Requirements: Exclude the pictures, then repeat the remaining data exactly.

Entries supplied:
•••••

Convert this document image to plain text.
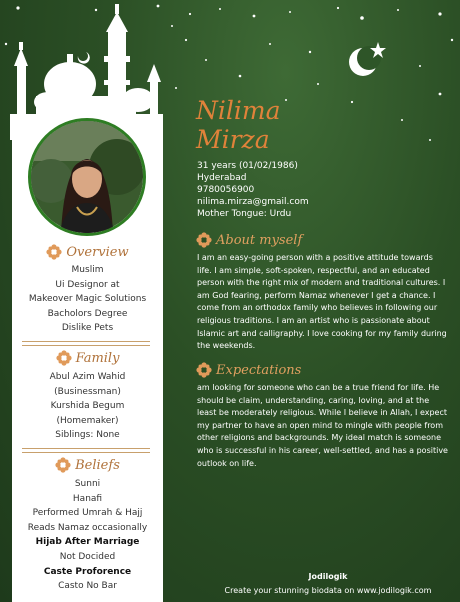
Overview
Muslim
Ui Designor at
Makeover Magic Solutions
Bacholors Degree
Dislike Pets
Family
Abul Azim Wahid
(Businessman)
Kurshida Begum
(Homemaker)
Siblings: None
Beliefs
Sunni
Hanafi
Performed Umrah & Hajj
Reads Namaz occasionally
Hijab After Marriage
Not Docided
Caste Proforence
Casto No Bar
Nilima
Mirza
31 years (01/02/1986)
Hyderabad
9780056900
nilima.mirza@gmail.com
Mother Tongue: Urdu
About myself

I am an easy-going person with a positive attitude towards life. I am simple, soft-spoken, respectful, and an educated person with the right mix of modern and traditional cultures. I am God fearing, perform Namaz whenever I get a chance. I come from an orthodox family who believes in following our religious traditions. I am an artist who is passionate about Islamic art and calligraphy. I love cooking for my family during the weekends.

Expectations

am looking for someone who can be a true friend for life. He should be claim, understanding, caring, loving, and at the least be moderately religious. While I believe in Allah, I expect my partner to have an open mind to mingle with people from other religions and backgrounds. My ideal match is someone who is successful in his career, well-settled, and has a positive outlook on life.

Jodilogik
Create your stunning biodata on www.jodilogik.com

•••••

Response:
Convert this document image to plain text.
Overview
Muslim
Ui Designor at
Makeover Magic Solutions
Bacholors Degree
Dislike Pets
Family
Abul Azim Wahid
(Businessman)
Kurshida Begum
(Homemaker)
Siblings: None
Beliefs
Sunni
Hanafi
Performed Umrah & Hajj
Reads Namaz occasionally
Hijab After Marriage
Not Docided
Caste Proforence
Casto No Bar
Nilima
Mirza
31 years (01/02/1986)
Hyderabad
9780056900
nilima.mirza@gmail.com
Mother Tongue: Urdu
About myself

I am an easy-going person with a positive attitude towards life. I am simple, soft-spoken, respectful, and an educated person with the right mix of modern and traditional cultures. I am God fearing, perform Namaz whenever I get a chance. I come from an orthodox family who believes in following our religious traditions. I am an artist who is passionate about Islamic art and calligraphy. I love cooking for my family during the weekends.

Expectations

am looking for someone who can be a true friend for life. He should be claim, understanding, caring, loving, and at the least be moderately religious. While I believe in Allah, I expect my partner to have an open mind to mingle with people from other religions and backgrounds. My ideal match is someone who is successful in his career, well-settled, and has a positive outlook on life.

Jodilogik
Create your stunning biodata on www.jodilogik.com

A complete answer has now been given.